* Your instructions: Filter the records below and copy every line containing the word "page".
***
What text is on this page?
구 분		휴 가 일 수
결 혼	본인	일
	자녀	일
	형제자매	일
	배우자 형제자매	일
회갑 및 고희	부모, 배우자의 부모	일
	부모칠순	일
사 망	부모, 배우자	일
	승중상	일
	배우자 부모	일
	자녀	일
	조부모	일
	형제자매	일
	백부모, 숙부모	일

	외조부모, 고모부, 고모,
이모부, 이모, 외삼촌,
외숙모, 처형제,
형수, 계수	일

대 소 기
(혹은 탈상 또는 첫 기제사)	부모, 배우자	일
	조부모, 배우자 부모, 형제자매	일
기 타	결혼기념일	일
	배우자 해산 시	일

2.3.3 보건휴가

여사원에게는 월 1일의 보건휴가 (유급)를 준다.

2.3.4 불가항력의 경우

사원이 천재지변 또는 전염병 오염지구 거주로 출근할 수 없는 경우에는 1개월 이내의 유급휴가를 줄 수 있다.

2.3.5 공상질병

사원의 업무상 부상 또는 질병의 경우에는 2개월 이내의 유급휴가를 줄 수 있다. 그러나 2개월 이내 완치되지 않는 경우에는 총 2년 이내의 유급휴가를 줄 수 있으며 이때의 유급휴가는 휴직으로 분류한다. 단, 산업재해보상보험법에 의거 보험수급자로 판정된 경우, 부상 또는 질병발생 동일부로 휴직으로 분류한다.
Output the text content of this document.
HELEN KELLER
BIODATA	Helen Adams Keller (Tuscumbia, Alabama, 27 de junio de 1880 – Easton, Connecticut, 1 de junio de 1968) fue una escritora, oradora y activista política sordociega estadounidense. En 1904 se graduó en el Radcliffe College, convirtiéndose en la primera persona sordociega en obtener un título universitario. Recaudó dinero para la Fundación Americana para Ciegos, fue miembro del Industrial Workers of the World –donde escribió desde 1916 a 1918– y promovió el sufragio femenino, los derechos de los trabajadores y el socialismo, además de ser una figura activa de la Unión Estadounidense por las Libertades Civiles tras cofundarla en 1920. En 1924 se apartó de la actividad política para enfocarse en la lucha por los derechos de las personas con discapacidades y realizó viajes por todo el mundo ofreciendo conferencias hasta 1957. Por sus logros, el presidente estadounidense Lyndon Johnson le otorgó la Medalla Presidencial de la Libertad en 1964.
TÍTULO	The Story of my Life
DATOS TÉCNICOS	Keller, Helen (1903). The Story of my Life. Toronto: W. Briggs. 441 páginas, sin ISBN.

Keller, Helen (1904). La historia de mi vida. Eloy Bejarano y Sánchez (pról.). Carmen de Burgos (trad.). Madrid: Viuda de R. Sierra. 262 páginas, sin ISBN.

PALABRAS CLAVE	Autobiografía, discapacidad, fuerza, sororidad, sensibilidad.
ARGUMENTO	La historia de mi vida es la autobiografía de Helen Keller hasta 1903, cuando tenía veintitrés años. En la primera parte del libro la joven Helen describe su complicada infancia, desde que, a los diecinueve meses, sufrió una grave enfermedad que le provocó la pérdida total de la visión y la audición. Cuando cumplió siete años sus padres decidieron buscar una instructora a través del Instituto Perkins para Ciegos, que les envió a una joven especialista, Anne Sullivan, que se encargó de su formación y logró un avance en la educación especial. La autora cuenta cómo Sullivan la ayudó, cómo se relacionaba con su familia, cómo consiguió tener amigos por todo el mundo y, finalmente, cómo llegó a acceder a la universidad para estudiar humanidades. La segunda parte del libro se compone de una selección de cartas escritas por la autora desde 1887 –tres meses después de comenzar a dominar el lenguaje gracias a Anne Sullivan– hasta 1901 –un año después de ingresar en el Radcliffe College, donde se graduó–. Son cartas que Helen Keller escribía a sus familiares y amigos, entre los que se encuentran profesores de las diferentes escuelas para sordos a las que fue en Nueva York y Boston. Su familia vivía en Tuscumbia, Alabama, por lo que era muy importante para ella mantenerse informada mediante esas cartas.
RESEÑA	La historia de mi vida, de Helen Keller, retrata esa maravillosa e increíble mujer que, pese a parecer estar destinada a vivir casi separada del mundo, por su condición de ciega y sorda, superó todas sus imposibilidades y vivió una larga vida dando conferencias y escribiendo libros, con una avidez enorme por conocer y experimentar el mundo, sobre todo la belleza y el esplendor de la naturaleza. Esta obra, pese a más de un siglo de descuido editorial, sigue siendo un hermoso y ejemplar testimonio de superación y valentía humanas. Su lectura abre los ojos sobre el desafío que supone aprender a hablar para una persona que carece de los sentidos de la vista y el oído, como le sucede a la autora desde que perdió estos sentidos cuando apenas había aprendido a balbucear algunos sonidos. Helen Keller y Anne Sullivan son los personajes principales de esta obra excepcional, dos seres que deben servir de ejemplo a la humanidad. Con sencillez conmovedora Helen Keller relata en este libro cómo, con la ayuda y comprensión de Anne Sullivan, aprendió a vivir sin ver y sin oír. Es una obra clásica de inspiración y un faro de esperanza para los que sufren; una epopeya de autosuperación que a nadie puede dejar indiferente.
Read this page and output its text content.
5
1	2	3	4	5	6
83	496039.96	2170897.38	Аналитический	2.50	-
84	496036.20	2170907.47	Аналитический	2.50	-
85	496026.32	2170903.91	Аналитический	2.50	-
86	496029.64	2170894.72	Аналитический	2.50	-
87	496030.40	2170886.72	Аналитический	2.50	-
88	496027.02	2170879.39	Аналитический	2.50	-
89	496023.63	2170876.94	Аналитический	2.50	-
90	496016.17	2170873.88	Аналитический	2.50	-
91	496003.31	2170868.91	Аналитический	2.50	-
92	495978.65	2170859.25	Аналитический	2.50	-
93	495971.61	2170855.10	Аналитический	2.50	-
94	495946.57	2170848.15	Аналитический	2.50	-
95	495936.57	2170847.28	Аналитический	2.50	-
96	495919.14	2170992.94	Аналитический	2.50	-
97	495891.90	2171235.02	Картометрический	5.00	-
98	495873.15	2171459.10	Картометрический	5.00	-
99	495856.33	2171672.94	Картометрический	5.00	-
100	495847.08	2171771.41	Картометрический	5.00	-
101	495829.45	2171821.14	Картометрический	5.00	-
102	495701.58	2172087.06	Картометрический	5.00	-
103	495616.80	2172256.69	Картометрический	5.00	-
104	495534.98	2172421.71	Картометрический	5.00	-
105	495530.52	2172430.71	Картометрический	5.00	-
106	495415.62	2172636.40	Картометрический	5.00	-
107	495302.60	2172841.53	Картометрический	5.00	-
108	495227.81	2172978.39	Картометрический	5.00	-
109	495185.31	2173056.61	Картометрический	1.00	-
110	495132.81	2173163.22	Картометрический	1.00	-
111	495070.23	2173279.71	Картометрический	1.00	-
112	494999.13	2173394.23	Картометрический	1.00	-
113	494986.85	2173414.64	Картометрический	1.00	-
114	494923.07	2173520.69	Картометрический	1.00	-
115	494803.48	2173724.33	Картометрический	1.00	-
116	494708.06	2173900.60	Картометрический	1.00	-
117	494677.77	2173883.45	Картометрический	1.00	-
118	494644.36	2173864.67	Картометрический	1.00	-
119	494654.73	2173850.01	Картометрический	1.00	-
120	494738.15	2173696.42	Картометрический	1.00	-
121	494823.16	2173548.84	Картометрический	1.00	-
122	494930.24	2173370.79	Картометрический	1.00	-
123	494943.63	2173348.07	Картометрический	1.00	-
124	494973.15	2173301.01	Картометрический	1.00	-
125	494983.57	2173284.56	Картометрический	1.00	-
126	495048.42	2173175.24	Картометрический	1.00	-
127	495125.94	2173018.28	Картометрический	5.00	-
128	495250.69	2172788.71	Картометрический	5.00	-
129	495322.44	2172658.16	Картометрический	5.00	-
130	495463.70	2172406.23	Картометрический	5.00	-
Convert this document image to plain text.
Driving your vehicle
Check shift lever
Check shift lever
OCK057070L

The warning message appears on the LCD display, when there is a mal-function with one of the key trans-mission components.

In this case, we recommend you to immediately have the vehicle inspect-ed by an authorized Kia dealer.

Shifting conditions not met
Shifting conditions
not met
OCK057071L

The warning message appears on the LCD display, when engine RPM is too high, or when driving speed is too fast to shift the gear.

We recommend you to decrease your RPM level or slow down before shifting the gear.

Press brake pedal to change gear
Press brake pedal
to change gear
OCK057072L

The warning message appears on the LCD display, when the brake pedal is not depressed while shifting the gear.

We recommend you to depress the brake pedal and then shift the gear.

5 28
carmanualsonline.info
***
* Result:
What text is on this page?
Read this page and output its text content.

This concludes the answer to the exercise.